Aim of the exercise >> Using the listing below, extract each line that has the word "grid" in it.

Data provided >>

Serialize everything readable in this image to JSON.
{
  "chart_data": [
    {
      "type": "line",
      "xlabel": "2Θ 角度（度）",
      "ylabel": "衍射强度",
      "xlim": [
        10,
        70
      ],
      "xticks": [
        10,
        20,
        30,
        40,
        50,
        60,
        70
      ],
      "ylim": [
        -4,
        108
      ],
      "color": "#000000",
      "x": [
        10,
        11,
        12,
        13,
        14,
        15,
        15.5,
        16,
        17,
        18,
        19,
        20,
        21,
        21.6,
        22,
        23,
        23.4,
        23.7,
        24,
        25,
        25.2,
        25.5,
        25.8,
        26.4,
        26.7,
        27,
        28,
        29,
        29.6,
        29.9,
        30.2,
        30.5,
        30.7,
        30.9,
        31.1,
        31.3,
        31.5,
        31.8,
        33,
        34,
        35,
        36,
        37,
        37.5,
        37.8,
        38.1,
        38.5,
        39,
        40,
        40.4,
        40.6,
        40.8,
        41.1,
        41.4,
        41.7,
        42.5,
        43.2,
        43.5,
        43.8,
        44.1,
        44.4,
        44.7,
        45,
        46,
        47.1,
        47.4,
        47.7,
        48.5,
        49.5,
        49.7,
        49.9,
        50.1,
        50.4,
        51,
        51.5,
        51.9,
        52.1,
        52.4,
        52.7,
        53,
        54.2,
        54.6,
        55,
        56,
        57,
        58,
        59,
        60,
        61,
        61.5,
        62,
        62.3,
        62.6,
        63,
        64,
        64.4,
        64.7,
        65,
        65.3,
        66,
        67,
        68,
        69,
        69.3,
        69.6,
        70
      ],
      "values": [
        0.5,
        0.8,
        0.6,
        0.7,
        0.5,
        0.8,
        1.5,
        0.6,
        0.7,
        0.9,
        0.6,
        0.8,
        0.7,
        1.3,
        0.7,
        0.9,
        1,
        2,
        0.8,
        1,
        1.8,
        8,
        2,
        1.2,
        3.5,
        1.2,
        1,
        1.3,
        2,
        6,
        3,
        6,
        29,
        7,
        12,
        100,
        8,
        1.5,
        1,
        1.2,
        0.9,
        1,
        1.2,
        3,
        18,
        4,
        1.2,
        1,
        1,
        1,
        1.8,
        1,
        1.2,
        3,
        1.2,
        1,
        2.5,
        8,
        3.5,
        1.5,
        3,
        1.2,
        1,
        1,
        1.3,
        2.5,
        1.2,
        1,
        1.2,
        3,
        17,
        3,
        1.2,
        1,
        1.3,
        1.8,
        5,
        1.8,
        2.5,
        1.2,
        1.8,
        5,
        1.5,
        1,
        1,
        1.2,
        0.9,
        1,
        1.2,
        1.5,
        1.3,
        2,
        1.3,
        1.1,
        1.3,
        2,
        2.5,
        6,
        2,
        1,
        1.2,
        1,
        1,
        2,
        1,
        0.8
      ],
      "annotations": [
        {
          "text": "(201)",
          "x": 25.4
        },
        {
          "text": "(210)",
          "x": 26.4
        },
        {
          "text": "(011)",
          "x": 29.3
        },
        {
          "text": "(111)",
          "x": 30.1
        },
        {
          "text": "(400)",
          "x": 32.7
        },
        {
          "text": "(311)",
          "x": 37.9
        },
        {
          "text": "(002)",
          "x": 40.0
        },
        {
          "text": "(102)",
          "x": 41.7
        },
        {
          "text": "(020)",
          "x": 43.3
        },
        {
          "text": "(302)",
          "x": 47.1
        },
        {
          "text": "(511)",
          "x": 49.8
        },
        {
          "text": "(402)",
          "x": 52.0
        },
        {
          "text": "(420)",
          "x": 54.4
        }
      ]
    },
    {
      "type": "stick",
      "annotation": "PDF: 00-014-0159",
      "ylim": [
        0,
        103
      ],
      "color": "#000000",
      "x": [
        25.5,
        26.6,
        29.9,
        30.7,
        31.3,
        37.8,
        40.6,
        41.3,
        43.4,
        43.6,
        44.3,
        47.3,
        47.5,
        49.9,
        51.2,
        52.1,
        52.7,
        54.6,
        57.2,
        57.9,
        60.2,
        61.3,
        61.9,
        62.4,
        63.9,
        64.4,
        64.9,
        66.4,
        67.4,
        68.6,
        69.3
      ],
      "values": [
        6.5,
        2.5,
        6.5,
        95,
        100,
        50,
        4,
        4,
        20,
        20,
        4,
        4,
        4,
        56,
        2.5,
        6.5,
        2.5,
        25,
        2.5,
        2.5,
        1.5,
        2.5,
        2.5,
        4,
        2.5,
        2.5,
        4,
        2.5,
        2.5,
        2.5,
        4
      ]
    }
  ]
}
...
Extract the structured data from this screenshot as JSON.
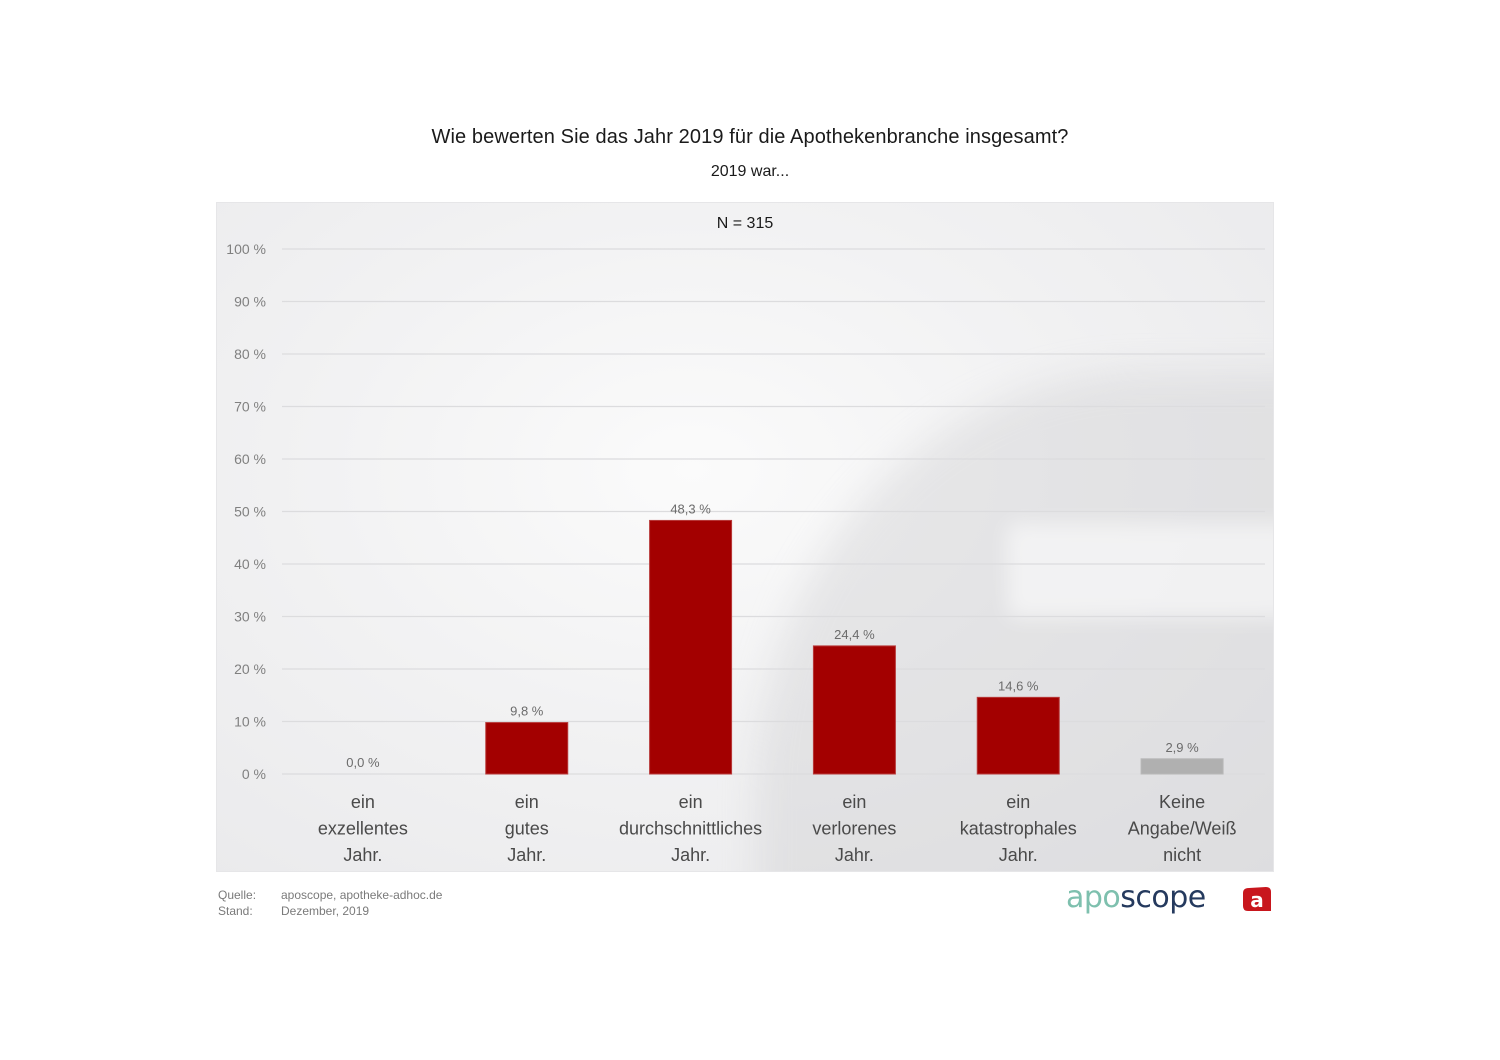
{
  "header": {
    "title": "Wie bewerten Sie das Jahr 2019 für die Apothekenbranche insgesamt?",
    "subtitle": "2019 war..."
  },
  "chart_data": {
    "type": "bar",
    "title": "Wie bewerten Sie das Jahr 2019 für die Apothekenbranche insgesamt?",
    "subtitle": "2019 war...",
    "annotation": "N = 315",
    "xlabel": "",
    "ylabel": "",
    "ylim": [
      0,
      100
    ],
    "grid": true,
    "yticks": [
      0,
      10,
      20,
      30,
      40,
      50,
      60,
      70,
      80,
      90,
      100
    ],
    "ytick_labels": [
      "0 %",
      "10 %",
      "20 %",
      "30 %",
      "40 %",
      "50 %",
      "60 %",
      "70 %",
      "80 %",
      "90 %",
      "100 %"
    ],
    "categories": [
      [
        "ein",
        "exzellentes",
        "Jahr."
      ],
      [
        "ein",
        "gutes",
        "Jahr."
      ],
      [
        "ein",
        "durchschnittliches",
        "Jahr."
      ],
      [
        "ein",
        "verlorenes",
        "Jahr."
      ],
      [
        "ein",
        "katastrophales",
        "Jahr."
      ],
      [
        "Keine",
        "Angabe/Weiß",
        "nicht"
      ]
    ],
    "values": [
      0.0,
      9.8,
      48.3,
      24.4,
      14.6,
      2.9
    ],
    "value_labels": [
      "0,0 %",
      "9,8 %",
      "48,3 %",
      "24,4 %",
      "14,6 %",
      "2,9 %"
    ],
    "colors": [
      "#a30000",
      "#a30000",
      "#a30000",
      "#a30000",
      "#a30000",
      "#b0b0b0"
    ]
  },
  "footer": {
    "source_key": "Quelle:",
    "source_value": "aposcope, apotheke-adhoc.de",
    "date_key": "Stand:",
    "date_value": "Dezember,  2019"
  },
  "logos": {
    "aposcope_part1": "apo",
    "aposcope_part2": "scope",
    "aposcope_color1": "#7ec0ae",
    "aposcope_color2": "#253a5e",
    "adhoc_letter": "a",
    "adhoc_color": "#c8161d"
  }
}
--
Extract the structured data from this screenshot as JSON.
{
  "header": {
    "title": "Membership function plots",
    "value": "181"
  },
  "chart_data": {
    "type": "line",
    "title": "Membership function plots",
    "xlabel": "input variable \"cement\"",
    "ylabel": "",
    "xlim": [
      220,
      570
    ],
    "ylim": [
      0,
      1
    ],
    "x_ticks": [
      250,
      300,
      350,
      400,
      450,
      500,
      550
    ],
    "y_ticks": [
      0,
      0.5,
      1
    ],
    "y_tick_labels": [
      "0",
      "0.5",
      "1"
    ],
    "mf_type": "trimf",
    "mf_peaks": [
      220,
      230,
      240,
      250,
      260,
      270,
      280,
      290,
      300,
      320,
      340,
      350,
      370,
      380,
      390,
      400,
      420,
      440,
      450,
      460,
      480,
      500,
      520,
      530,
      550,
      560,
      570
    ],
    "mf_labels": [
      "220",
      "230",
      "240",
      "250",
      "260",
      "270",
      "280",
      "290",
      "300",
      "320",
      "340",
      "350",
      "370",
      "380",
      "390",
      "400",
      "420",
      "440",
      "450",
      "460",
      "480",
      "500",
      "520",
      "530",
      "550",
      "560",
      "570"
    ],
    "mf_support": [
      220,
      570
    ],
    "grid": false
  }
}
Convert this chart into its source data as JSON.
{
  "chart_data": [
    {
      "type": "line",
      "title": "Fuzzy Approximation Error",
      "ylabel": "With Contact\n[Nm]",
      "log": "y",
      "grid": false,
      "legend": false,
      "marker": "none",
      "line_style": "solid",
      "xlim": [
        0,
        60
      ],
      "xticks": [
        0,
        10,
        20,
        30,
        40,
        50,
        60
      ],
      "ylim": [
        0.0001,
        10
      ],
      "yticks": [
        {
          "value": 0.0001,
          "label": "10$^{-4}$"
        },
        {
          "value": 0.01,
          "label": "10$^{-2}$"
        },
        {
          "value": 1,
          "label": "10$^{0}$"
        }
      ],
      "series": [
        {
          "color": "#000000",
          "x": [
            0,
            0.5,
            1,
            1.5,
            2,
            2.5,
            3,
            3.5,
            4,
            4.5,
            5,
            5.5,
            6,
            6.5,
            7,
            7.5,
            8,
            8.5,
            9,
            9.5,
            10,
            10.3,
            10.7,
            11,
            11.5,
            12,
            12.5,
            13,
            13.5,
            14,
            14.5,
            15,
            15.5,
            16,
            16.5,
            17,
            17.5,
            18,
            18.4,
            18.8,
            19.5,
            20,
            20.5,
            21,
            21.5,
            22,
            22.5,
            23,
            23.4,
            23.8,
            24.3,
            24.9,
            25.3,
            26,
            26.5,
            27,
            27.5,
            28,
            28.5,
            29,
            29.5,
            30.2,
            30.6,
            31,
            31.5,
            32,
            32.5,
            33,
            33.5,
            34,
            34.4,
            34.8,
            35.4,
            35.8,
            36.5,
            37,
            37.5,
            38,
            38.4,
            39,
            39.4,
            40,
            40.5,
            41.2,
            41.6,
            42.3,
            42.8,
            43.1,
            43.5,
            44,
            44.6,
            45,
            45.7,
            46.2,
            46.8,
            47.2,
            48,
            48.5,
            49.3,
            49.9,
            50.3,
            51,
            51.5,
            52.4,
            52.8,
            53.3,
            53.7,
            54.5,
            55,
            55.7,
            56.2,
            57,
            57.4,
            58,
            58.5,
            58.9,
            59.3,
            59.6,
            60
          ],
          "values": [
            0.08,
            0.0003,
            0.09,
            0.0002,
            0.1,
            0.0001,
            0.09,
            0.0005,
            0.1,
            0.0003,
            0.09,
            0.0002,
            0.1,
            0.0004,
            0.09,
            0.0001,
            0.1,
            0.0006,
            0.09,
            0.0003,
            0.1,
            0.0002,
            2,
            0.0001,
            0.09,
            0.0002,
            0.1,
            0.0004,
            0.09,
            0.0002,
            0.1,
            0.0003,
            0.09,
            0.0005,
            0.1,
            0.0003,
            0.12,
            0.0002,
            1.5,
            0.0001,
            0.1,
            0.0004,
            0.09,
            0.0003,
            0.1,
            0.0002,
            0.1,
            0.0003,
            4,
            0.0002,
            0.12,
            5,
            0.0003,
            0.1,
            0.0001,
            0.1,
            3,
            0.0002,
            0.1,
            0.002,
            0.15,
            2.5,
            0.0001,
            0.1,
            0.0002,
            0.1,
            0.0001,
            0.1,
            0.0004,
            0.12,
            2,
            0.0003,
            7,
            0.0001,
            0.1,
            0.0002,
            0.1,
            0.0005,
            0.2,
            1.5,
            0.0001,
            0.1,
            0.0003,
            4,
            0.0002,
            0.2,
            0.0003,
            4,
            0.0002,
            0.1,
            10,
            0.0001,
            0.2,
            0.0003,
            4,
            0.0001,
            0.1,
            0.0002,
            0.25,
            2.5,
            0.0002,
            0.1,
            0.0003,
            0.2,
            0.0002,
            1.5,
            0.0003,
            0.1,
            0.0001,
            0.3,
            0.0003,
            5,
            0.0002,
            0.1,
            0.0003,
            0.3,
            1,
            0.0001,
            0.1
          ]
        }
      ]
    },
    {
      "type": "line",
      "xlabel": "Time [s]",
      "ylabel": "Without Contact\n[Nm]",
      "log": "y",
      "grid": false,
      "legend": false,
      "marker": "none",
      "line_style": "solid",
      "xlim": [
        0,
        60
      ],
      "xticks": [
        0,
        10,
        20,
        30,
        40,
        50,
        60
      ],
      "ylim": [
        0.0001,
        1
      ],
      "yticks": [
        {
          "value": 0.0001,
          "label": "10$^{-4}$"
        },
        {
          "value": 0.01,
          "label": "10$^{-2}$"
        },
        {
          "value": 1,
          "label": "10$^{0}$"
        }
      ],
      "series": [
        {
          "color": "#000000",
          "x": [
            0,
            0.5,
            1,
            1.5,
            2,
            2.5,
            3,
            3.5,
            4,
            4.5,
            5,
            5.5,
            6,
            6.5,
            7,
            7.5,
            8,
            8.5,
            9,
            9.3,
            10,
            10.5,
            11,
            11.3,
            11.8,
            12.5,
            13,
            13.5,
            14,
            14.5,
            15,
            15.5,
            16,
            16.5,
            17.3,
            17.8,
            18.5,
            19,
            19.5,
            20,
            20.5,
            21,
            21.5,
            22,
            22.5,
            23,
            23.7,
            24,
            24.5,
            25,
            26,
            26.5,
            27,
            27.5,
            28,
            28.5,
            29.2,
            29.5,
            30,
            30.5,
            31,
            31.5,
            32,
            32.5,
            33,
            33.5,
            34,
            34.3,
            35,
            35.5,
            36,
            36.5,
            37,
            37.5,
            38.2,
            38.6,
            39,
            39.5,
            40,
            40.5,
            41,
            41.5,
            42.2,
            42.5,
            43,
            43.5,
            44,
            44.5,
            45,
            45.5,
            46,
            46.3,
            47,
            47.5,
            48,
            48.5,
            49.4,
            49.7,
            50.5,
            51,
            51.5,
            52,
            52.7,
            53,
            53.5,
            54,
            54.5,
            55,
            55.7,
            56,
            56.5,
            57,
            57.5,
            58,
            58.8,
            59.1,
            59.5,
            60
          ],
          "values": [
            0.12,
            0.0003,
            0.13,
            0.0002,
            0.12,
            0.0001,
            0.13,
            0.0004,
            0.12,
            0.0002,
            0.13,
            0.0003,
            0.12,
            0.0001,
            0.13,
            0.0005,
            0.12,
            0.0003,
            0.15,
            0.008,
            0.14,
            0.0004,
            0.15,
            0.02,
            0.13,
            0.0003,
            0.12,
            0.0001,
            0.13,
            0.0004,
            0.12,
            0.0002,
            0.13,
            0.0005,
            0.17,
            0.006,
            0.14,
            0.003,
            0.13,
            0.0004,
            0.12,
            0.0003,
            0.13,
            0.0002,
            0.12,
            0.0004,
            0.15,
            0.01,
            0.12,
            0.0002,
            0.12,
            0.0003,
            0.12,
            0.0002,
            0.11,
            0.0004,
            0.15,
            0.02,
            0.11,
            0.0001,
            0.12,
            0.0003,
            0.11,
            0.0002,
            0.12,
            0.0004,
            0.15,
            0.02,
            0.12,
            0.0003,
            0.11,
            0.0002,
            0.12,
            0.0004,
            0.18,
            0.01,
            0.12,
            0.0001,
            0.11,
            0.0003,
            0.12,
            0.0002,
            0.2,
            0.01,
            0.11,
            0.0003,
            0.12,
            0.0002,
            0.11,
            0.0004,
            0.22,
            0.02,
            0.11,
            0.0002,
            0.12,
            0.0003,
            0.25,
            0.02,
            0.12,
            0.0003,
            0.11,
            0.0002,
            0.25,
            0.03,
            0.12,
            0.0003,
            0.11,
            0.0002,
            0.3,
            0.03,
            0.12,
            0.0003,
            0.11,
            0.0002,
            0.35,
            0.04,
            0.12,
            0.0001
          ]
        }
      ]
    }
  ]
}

Solution below >>
    "grid": true,
    "grid": false
      "grid": false,
      "grid": false,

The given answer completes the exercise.